#### What is required
Read the lines that follow and pick out every one containing the word "محمد".

─── Supplied entries

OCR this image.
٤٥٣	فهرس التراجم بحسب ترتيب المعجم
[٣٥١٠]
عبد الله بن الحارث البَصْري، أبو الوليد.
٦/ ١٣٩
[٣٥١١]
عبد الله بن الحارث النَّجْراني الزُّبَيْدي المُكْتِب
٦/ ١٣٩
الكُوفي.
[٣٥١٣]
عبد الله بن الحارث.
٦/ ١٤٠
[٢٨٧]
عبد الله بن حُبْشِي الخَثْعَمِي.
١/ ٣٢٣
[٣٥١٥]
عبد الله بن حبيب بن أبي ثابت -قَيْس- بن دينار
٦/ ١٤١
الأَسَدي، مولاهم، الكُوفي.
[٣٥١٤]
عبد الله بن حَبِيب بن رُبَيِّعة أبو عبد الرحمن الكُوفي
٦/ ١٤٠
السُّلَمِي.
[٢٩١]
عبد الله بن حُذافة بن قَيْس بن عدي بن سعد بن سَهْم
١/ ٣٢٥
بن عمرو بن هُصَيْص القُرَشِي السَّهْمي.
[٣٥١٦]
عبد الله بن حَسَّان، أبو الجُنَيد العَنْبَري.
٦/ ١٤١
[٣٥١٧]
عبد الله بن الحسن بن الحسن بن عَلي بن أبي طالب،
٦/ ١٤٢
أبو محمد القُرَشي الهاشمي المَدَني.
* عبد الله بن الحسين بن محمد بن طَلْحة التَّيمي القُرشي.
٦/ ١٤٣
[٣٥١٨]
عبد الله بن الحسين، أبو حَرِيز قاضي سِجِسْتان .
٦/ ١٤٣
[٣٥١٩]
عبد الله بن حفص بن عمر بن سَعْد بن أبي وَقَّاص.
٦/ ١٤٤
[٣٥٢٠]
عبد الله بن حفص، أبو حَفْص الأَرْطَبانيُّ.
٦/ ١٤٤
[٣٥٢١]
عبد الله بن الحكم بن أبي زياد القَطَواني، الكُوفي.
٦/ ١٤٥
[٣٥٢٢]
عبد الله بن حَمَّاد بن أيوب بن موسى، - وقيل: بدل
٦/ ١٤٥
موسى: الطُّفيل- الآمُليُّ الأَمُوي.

──────
─── Supplied entries

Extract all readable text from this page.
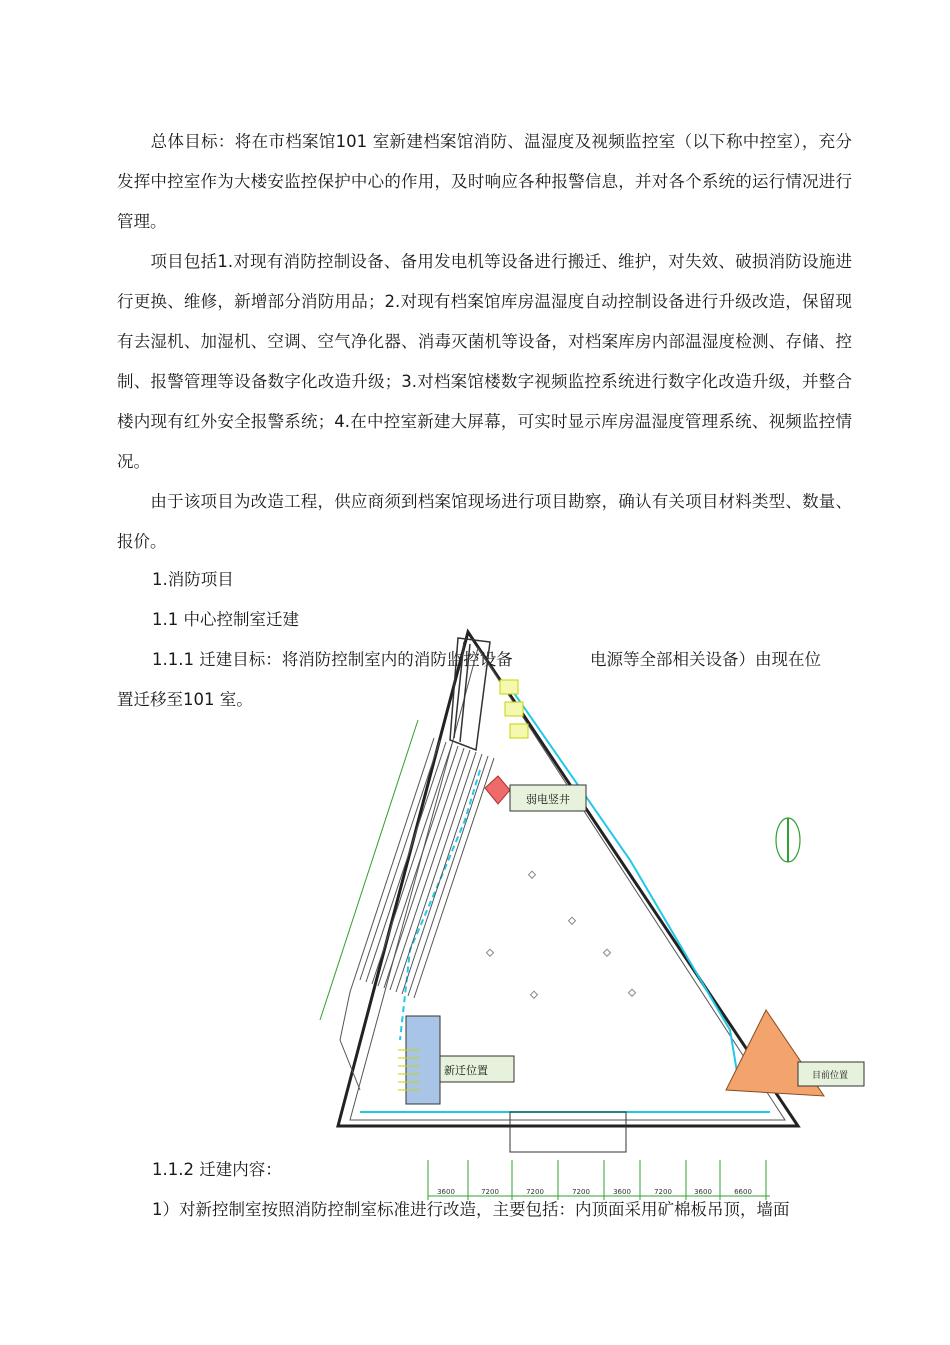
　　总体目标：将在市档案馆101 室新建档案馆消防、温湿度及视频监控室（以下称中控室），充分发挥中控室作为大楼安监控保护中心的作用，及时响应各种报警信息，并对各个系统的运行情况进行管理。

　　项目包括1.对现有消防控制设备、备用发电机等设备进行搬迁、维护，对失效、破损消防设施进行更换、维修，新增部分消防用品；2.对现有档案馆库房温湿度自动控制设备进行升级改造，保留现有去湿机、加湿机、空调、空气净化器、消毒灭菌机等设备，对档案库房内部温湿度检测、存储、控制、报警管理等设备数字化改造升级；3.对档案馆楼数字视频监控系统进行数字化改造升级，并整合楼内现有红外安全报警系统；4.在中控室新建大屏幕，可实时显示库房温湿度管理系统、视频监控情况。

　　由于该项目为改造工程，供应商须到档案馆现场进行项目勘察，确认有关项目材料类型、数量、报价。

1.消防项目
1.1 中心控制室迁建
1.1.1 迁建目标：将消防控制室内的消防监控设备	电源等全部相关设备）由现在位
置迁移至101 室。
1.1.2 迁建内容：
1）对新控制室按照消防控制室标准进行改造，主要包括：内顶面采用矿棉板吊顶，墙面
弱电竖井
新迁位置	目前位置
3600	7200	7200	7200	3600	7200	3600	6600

──────
─── Supplied entries

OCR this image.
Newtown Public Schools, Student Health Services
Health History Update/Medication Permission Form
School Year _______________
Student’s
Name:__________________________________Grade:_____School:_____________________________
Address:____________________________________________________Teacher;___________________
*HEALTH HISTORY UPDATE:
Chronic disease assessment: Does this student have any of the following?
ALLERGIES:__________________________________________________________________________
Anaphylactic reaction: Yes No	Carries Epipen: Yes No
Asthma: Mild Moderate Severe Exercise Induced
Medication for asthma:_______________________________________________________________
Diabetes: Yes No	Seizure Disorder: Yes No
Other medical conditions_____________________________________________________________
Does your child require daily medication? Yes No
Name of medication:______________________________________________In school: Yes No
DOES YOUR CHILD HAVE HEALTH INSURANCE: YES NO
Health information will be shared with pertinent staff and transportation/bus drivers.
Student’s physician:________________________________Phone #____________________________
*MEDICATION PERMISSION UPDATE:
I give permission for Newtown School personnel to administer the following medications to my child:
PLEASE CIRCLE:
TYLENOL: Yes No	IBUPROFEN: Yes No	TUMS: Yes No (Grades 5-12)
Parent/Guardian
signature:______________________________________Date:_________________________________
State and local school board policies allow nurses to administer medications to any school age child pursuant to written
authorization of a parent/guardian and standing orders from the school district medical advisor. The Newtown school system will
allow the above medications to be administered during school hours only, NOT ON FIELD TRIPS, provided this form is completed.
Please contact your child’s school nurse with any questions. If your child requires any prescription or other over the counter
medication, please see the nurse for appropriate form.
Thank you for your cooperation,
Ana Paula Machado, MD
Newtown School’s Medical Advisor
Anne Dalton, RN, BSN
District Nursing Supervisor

──────

#### Problem solution
أبو محمد القُرَشي الهاشمي المَدَني.
* عبد الله بن الحسين بن محمد بن طَلْحة التَّيمي القُرشي.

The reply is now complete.